▶ [Excerto do documento]:
------

Por Paulo Adriano Gonçalves Berardo de Andrade, Mestre em
Direito do Ambiente, do Ordenamento do Território e do Urbanismo pela Faculdade
de Direito da Universidade de Coimbra.
1* Proponho a
retirada e eliminação completa da ação A15.67 do PENSE 2020
Desde já, importa dizer que é retrógrada e denota ser
discriminatória negativamente a hipótese de um estudo sobre introdução da
obrigatoriedade do capacete ciclista contemplada na ação A15.67 do PENSE 2020.
Esta contraria a prática em toda a Europa e é duplamente contrariada pelo
fenómeno da “segurança pelos números”, dado que a obrigatoriedade (e mesmo a
simples promoção) da utilização do capacete induz a redução da utilização da
bicicleta. Note-se, que o que aumenta a segurança dos ciclistas é, sim, o
aumento do seu número absoluto e relativo em circulação - a chamada «Regra de
Jacobsen» - de modo a que, sobretudo, os automobilistas aprendam e se habituem
a respeitar os ciclistas.

------

▶ [Problema proposto a]: Segundo o excerto do documento, que ação do PENSE 2020 se propõe retirar e eliminar por completo?

[Anotações das caixas de elementos]
------

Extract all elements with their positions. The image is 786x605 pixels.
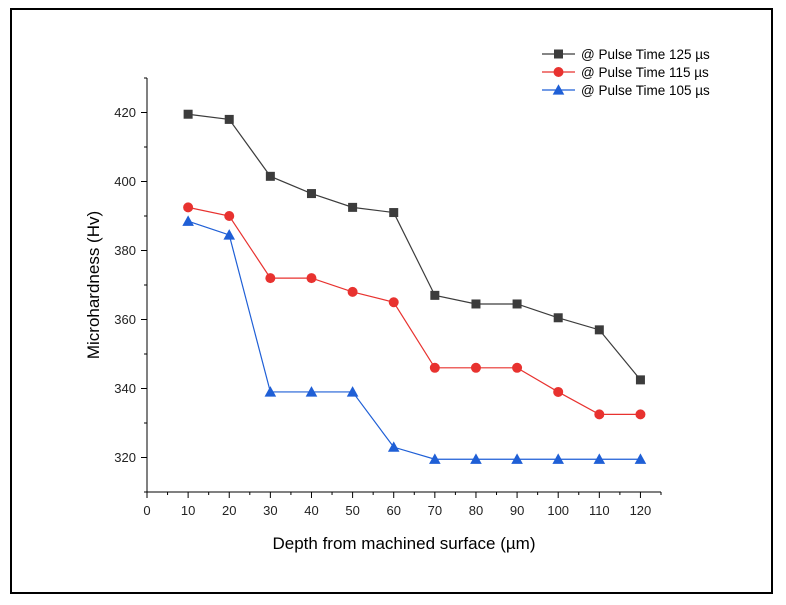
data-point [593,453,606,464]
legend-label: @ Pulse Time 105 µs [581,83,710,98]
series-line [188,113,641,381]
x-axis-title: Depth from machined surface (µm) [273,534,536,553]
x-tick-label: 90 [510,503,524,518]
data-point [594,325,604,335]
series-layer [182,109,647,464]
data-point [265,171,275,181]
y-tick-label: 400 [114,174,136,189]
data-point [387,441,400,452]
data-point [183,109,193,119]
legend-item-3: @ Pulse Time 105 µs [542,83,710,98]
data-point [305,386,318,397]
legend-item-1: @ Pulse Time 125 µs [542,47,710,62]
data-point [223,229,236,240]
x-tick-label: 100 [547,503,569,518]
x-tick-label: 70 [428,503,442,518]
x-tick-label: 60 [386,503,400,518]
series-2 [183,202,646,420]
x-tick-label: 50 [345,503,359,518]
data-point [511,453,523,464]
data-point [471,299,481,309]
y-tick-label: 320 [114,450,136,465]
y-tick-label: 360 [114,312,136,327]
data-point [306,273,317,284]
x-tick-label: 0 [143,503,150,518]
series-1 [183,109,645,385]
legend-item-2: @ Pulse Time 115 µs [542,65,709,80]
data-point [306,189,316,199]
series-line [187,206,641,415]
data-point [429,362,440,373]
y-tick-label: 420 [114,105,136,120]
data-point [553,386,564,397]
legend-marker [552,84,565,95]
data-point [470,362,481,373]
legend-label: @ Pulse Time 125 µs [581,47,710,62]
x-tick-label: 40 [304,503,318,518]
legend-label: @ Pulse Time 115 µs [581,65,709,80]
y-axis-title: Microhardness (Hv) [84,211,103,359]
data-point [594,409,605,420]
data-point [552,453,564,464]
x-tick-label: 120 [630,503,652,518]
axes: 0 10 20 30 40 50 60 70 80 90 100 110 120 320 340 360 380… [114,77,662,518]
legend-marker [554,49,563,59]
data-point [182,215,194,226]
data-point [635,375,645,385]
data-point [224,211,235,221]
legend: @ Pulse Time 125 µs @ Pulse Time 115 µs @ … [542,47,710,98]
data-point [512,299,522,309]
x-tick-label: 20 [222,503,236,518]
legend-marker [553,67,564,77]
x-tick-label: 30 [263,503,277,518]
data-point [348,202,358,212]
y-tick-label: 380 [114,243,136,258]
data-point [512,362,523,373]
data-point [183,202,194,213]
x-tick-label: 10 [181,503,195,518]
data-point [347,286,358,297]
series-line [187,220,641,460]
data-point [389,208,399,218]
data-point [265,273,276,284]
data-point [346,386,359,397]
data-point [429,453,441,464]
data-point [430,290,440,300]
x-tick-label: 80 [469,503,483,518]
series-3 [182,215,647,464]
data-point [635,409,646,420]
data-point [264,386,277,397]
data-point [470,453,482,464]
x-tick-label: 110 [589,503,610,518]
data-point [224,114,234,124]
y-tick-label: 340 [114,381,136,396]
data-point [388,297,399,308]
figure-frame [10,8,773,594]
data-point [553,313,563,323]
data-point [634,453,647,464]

------

▶ [Problema proposto b]: Converte numa lista JSON de strings tudo o que vai da linha da listagem que contém "data-point [593,453,606,464]" até à linha que contém "data-point [594,409,605,420]", ambas incluídas, com uma string por linha e sem as linhas em branco.

▶ [Resposta final a]: A ação A15.67.

▶ [Resposta final b]:
[
  "data-point [593,453,606,464]",
  "legend-label: @ Pulse Time 105 µs [581,83,710,98]",
  "series-line [188,113,641,381]",
  "x-axis-title: Depth from machined surface (µm) [273,534,536,553]",
  "x-tick-label: 90 [510,503,524,518]",
  "data-point [594,325,604,335]",
  "series-layer [182,109,647,464]",
  "data-point [265,171,275,181]",
  "y-tick-label: 400 [114,174,136,189]",
  "data-point [387,441,400,452]",
  "data-point [183,109,193,119]",
  "legend-item-3: @ Pulse Time 105 µs [542,83,710,98]",
  "data-point [305,386,318,397]",
  "legend-item-1: @ Pulse Time 125 µs [542,47,710,62]",
  "data-point [223,229,236,240]",
  "x-tick-label: 100 [547,503,569,518]",
  "x-tick-label: 70 [428,503,442,518]",
  "x-tick-label: 60 [386,503,400,518]",
  "series-2 [183,202,646,420]",
  "x-tick-label: 50 [345,503,359,518]",
  "data-point [511,453,523,464]",
  "data-point [471,299,481,309]",
  "y-tick-label: 320 [114,450,136,465]",
  "y-tick-label: 360 [114,312,136,327]",
  "data-point [306,273,317,284]",
  "x-tick-label: 0 [143,503,150,518]",
  "series-1 [183,109,645,385]",
  "legend-item-2: @ Pulse Time 115 µs [542,65,709,80]",
  "data-point [306,189,316,199]",
  "series-line [187,206,641,415]",
  "data-point [429,362,440,373]",
  "y-tick-label: 420 [114,105,136,120]",
  "data-point [553,386,564,397]",
  "legend-marker [552,84,565,95]",
  "data-point [470,362,481,373]",
  "legend-label: @ Pulse Time 125 µs [581,47,710,62]",
  "x-tick-label: 40 [304,503,318,518]",
  "legend-label: @ Pulse Time 115 µs [581,65,709,80]",
  "y-axis-title: Microhardness (Hv) [84,211,103,359]",
  "data-point [594,409,605,420]"
]